(Data entries)
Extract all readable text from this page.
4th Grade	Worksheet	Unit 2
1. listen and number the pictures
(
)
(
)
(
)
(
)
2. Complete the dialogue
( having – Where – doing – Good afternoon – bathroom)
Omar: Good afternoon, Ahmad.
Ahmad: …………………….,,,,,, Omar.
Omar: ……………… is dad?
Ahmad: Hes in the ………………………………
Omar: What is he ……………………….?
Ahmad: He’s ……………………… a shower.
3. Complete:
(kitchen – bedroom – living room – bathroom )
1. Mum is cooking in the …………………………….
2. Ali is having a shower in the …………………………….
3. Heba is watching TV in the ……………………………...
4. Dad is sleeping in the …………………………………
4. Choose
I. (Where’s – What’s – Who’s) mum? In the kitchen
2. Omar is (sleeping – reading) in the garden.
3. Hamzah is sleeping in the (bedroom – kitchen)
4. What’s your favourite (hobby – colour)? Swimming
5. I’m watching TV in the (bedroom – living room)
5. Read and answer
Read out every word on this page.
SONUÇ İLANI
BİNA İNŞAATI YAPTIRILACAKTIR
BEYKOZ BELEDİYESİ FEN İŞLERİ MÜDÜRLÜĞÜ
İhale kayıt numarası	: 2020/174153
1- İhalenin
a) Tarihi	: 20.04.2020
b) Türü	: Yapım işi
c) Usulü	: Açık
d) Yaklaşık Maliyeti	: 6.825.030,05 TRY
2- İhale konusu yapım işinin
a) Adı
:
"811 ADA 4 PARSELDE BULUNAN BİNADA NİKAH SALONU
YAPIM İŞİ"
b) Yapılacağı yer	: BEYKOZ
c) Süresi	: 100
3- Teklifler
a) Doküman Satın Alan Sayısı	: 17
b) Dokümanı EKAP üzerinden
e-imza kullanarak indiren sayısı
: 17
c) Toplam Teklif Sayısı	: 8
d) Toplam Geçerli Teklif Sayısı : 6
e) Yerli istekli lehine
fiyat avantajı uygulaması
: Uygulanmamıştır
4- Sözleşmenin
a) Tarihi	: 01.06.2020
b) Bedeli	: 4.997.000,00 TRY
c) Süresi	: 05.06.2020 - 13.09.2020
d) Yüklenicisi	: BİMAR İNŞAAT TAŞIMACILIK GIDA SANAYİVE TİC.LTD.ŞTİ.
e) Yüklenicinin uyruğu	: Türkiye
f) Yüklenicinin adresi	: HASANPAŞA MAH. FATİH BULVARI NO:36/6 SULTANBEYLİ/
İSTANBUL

**TASK TO COMPLETE:** Give again only the lines of the material above that run from the one with "Read out every word on this page." through the end, both included, exactly as they appear.

**FINISHED TASK:**
Read out every word on this page.
SONUÇ İLANI
BİNA İNŞAATI YAPTIRILACAKTIR
BEYKOZ BELEDİYESİ FEN İŞLERİ MÜDÜRLÜĞÜ
İhale kayıt numarası	: 2020/174153
1- İhalenin
a) Tarihi	: 20.04.2020
b) Türü	: Yapım işi
c) Usulü	: Açık
d) Yaklaşık Maliyeti	: 6.825.030,05 TRY
2- İhale konusu yapım işinin
a) Adı
:
"811 ADA 4 PARSELDE BULUNAN BİNADA NİKAH SALONU
YAPIM İŞİ"
b) Yapılacağı yer	: BEYKOZ
c) Süresi	: 100
3- Teklifler
a) Doküman Satın Alan Sayısı	: 17
b) Dokümanı EKAP üzerinden
e-imza kullanarak indiren sayısı
: 17
c) Toplam Teklif Sayısı	: 8
d) Toplam Geçerli Teklif Sayısı : 6
e) Yerli istekli lehine
fiyat avantajı uygulaması
: Uygulanmamıştır
4- Sözleşmenin
a) Tarihi	: 01.06.2020
b) Bedeli	: 4.997.000,00 TRY
c) Süresi	: 05.06.2020 - 13.09.2020
d) Yüklenicisi	: BİMAR İNŞAAT TAŞIMACILIK GIDA SANAYİVE TİC.LTD.ŞTİ.
e) Yüklenicinin uyruğu	: Türkiye
f) Yüklenicinin adresi	: HASANPAŞA MAH. FATİH BULVARI NO:36/6 SULTANBEYLİ/
İSTANBUL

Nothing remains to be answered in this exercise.